(Stored items)
— begin —

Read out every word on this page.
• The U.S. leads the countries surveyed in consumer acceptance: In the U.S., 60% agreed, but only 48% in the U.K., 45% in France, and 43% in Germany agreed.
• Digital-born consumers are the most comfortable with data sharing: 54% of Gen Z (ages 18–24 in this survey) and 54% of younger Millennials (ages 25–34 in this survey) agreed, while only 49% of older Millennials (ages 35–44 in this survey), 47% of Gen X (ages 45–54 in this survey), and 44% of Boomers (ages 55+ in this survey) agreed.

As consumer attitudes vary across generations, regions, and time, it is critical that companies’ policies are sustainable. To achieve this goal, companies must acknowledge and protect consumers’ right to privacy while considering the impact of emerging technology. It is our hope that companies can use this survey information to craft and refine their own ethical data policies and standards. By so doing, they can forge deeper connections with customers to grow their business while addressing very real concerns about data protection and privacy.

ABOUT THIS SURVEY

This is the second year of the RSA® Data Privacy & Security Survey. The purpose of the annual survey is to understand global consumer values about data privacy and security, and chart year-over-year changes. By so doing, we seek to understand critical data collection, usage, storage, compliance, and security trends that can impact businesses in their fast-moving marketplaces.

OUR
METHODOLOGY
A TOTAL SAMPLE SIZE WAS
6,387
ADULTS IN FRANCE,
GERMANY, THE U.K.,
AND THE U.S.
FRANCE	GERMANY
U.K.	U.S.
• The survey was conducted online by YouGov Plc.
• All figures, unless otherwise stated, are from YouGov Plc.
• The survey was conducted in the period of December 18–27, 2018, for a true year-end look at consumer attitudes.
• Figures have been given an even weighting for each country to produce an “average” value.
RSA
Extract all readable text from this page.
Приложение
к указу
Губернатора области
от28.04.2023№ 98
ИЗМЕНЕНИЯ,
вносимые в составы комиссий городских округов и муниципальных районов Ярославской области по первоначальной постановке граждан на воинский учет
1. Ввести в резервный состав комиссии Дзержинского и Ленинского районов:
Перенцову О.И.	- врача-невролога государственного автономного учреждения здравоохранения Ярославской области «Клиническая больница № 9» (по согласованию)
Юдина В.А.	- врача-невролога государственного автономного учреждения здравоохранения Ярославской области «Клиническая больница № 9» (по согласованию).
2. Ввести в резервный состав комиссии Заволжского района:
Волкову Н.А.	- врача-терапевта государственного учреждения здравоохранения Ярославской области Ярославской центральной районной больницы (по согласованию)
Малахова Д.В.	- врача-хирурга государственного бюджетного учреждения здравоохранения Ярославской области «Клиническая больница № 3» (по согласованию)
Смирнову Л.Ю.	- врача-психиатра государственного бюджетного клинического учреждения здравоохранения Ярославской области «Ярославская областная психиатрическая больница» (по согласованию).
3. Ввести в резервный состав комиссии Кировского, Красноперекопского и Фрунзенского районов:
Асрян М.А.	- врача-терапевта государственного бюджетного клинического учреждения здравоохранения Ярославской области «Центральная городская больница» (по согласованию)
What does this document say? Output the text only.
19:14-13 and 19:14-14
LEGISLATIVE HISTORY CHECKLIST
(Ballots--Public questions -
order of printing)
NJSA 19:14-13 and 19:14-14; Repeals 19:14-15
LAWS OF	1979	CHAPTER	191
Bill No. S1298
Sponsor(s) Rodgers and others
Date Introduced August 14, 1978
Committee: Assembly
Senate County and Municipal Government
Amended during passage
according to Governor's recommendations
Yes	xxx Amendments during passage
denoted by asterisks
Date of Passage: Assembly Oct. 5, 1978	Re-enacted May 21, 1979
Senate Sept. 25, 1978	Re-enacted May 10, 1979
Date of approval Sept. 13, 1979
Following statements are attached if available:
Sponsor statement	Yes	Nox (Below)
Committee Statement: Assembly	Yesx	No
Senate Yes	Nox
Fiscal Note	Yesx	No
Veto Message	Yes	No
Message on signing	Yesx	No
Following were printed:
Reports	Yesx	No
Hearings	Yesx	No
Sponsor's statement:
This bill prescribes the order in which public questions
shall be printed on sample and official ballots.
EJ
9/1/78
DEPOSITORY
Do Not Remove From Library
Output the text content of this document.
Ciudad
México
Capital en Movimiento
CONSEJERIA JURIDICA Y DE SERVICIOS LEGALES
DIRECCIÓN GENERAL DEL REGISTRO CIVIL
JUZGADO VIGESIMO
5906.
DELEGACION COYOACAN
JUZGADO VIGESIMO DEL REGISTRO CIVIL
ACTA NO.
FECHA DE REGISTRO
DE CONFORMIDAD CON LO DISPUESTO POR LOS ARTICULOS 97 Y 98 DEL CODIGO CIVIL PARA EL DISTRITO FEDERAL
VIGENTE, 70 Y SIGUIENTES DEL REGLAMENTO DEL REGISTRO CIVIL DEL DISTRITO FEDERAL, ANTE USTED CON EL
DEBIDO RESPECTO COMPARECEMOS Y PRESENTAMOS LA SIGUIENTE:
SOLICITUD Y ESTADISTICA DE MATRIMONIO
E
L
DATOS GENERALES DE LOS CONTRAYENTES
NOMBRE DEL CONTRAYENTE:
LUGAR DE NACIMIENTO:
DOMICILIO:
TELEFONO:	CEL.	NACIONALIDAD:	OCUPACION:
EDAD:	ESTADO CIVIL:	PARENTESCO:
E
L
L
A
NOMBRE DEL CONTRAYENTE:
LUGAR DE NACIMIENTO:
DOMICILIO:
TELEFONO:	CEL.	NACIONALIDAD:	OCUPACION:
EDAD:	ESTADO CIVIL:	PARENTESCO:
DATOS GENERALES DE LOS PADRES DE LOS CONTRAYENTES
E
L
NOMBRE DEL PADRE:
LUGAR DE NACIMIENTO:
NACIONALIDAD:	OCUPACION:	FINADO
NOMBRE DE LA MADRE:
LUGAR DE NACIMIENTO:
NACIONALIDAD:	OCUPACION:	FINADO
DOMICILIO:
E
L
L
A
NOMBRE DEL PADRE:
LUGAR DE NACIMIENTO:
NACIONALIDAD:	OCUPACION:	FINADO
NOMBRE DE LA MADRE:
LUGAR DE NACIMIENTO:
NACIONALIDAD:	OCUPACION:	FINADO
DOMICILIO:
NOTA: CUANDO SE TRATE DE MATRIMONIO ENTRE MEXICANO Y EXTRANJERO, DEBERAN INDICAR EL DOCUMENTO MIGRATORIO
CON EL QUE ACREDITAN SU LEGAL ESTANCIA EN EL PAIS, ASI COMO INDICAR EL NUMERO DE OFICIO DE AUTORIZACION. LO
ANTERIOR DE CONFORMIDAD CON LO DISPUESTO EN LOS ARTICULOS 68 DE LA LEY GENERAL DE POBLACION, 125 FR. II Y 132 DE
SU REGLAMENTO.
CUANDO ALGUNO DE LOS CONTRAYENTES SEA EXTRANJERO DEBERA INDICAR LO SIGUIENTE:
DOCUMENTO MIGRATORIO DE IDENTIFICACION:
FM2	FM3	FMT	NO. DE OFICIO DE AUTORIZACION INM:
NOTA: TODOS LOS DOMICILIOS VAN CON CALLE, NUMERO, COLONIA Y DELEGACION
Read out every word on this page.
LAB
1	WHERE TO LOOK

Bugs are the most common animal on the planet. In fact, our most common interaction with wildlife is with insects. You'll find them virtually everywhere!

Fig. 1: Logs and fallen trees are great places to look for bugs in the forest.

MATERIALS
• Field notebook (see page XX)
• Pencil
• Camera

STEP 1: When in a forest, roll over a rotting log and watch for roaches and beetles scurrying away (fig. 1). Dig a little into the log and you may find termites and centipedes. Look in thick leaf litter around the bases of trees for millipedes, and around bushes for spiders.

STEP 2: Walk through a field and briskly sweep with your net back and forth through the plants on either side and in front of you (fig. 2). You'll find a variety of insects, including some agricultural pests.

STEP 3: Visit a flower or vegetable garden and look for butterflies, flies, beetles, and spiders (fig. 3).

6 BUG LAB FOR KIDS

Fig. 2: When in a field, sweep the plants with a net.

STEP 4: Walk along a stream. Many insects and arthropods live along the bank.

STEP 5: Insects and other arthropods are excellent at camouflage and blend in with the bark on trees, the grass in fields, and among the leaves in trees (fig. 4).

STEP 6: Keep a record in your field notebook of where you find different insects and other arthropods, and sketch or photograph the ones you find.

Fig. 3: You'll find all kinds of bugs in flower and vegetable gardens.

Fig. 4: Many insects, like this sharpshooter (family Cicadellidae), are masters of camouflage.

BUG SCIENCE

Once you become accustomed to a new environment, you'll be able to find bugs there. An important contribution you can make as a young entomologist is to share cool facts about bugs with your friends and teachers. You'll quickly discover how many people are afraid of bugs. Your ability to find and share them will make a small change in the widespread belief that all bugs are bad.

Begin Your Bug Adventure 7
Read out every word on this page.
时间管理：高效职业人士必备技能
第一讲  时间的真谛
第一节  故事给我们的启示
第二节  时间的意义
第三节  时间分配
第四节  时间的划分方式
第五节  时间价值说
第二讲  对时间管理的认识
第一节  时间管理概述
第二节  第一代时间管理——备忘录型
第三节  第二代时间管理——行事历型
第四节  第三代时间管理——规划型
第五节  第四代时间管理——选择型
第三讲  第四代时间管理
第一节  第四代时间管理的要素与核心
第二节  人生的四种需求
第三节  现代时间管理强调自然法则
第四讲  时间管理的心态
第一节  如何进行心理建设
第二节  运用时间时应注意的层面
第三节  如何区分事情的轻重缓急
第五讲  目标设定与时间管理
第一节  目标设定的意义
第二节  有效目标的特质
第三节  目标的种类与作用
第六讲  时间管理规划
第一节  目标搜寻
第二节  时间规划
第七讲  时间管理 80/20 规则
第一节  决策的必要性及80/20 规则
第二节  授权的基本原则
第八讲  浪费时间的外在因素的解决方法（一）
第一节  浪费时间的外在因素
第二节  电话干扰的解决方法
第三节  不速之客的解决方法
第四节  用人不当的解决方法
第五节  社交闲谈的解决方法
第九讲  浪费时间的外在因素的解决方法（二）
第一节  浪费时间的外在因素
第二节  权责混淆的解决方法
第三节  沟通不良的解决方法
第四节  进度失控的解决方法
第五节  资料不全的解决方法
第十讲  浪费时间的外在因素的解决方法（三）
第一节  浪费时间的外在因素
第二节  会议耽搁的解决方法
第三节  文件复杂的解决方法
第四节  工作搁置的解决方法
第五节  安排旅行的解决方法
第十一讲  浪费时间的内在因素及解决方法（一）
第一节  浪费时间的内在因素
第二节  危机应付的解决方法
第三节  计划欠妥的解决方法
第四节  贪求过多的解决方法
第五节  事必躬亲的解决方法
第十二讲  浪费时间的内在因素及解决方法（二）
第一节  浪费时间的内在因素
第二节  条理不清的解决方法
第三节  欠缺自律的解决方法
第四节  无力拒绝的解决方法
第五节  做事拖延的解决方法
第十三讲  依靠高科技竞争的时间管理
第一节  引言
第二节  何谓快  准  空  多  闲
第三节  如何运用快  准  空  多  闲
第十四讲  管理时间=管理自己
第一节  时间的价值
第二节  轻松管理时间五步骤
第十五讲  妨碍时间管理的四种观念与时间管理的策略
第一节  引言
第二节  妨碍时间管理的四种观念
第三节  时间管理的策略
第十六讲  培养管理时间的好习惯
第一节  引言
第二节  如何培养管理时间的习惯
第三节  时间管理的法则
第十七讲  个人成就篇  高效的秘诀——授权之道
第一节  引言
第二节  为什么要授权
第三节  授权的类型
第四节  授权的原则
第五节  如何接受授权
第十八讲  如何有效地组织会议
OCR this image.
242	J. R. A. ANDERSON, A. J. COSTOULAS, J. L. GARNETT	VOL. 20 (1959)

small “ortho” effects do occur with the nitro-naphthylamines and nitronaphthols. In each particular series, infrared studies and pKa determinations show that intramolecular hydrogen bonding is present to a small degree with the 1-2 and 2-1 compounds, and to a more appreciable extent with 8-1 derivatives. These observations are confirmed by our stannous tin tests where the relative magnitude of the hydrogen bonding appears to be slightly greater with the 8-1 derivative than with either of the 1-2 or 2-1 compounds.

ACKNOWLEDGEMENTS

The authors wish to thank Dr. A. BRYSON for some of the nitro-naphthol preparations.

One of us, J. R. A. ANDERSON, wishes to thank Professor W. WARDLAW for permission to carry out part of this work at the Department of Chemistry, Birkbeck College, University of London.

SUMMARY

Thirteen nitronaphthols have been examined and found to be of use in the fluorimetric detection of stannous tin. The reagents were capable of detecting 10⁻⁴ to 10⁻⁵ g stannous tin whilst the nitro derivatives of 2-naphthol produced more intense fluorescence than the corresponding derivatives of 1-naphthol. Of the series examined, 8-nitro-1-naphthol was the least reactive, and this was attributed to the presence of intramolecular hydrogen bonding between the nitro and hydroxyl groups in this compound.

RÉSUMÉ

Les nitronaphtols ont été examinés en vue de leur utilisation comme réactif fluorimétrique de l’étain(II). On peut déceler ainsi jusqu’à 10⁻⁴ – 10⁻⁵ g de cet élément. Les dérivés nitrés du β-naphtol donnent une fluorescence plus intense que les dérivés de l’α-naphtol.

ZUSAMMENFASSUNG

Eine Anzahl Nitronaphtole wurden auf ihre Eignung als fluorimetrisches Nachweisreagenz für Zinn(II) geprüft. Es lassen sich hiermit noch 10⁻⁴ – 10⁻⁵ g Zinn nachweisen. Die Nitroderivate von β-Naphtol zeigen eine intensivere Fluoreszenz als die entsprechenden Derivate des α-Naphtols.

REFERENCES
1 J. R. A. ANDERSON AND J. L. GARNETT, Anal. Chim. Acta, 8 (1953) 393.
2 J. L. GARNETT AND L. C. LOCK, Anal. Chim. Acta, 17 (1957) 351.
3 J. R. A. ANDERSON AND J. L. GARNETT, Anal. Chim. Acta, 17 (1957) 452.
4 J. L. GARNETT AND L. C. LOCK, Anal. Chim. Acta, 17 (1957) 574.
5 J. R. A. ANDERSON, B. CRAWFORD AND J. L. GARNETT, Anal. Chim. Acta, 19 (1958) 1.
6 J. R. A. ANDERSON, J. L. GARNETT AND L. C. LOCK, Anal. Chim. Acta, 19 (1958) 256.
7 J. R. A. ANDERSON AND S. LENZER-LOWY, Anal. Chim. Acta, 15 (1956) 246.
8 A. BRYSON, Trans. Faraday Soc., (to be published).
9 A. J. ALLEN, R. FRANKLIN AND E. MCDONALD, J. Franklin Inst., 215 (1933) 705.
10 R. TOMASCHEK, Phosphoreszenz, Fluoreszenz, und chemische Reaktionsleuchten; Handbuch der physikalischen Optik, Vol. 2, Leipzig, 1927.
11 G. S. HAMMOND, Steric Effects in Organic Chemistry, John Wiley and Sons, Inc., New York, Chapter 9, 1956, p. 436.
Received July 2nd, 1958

— end —

| DO THIS |
Select all lines with the word "enacted" from the entries above.

| EXERCISE SOLUTION |
Date of Passage: Assembly Oct. 5, 1978	Re-enacted May 21, 1979
Senate Sept. 25, 1978	Re-enacted May 10, 1979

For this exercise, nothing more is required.